• **EXERCISE**: The lines below, all of them, should be returned exactly as they appear.

----- AVAILABLE RECORDS

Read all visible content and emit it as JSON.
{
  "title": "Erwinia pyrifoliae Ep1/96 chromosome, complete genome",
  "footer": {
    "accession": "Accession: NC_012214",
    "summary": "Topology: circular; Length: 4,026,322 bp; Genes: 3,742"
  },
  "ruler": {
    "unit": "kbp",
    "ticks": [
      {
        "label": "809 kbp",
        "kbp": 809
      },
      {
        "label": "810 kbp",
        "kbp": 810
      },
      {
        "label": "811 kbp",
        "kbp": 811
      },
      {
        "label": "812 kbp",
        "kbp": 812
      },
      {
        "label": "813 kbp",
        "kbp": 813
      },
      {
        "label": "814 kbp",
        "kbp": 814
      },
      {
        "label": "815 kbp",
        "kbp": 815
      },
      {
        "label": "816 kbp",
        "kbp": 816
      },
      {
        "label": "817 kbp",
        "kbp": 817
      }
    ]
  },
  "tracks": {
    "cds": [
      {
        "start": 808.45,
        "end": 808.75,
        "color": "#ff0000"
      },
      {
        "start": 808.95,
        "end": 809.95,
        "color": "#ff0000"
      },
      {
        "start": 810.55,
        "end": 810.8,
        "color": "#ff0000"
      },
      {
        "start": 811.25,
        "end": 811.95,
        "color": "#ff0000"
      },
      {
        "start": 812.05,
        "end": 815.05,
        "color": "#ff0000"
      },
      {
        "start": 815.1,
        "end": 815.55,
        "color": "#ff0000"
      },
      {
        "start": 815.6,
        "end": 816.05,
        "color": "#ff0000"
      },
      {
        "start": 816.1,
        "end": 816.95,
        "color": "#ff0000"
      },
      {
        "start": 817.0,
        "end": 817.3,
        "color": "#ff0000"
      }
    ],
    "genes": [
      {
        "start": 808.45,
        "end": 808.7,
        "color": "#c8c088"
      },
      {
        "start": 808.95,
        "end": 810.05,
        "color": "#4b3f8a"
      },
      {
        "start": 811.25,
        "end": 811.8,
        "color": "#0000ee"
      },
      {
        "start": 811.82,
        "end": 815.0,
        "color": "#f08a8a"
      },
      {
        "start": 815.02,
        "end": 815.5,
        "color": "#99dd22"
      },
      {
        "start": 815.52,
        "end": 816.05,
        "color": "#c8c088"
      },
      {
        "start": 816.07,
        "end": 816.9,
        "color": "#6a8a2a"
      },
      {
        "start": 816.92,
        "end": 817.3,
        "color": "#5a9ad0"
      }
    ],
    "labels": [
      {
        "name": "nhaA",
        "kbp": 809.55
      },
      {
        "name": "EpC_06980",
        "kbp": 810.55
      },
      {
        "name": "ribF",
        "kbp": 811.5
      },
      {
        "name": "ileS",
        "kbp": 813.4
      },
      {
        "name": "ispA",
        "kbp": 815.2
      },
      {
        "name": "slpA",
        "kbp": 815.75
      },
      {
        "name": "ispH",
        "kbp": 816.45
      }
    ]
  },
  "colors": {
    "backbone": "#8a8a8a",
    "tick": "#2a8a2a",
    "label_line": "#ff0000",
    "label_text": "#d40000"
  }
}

----------

• **OUTPUT**:
Read all visible content and emit it as JSON.
{
  "title": "Erwinia pyrifoliae Ep1/96 chromosome, complete genome",
  "footer": {
    "accession": "Accession: NC_012214",
    "summary": "Topology: circular; Length: 4,026,322 bp; Genes: 3,742"
  },
  "ruler": {
    "unit": "kbp",
    "ticks": [
      {
        "label": "809 kbp",
        "kbp": 809
      },
      {
        "label": "810 kbp",
        "kbp": 810
      },
      {
        "label": "811 kbp",
        "kbp": 811
      },
      {
        "label": "812 kbp",
        "kbp": 812
      },
      {
        "label": "813 kbp",
        "kbp": 813
      },
      {
        "label": "814 kbp",
        "kbp": 814
      },
      {
        "label": "815 kbp",
        "kbp": 815
      },
      {
        "label": "816 kbp",
        "kbp": 816
      },
      {
        "label": "817 kbp",
        "kbp": 817
      }
    ]
  },
  "tracks": {
    "cds": [
      {
        "start": 808.45,
        "end": 808.75,
        "color": "#ff0000"
      },
      {
        "start": 808.95,
        "end": 809.95,
        "color": "#ff0000"
      },
      {
        "start": 810.55,
        "end": 810.8,
        "color": "#ff0000"
      },
      {
        "start": 811.25,
        "end": 811.95,
        "color": "#ff0000"
      },
      {
        "start": 812.05,
        "end": 815.05,
        "color": "#ff0000"
      },
      {
        "start": 815.1,
        "end": 815.55,
        "color": "#ff0000"
      },
      {
        "start": 815.6,
        "end": 816.05,
        "color": "#ff0000"
      },
      {
        "start": 816.1,
        "end": 816.95,
        "color": "#ff0000"
      },
      {
        "start": 817.0,
        "end": 817.3,
        "color": "#ff0000"
      }
    ],
    "genes": [
      {
        "start": 808.45,
        "end": 808.7,
        "color": "#c8c088"
      },
      {
        "start": 808.95,
        "end": 810.05,
        "color": "#4b3f8a"
      },
      {
        "start": 811.25,
        "end": 811.8,
        "color": "#0000ee"
      },
      {
        "start": 811.82,
        "end": 815.0,
        "color": "#f08a8a"
      },
      {
        "start": 815.02,
        "end": 815.5,
        "color": "#99dd22"
      },
      {
        "start": 815.52,
        "end": 816.05,
        "color": "#c8c088"
      },
      {
        "start": 816.07,
        "end": 816.9,
        "color": "#6a8a2a"
      },
      {
        "start": 816.92,
        "end": 817.3,
        "color": "#5a9ad0"
      }
    ],
    "labels": [
      {
        "name": "nhaA",
        "kbp": 809.55
      },
      {
        "name": "EpC_06980",
        "kbp": 810.55
      },
      {
        "name": "ribF",
        "kbp": 811.5
      },
      {
        "name": "ileS",
        "kbp": 813.4
      },
      {
        "name": "ispA",
        "kbp": 815.2
      },
      {
        "name": "slpA",
        "kbp": 815.75
      },
      {
        "name": "ispH",
        "kbp": 816.45
      }
    ]
  },
  "colors": {
    "backbone": "#8a8a8a",
    "tick": "#2a8a2a",
    "label_line": "#ff0000",
    "label_text": "#d40000"
  }
}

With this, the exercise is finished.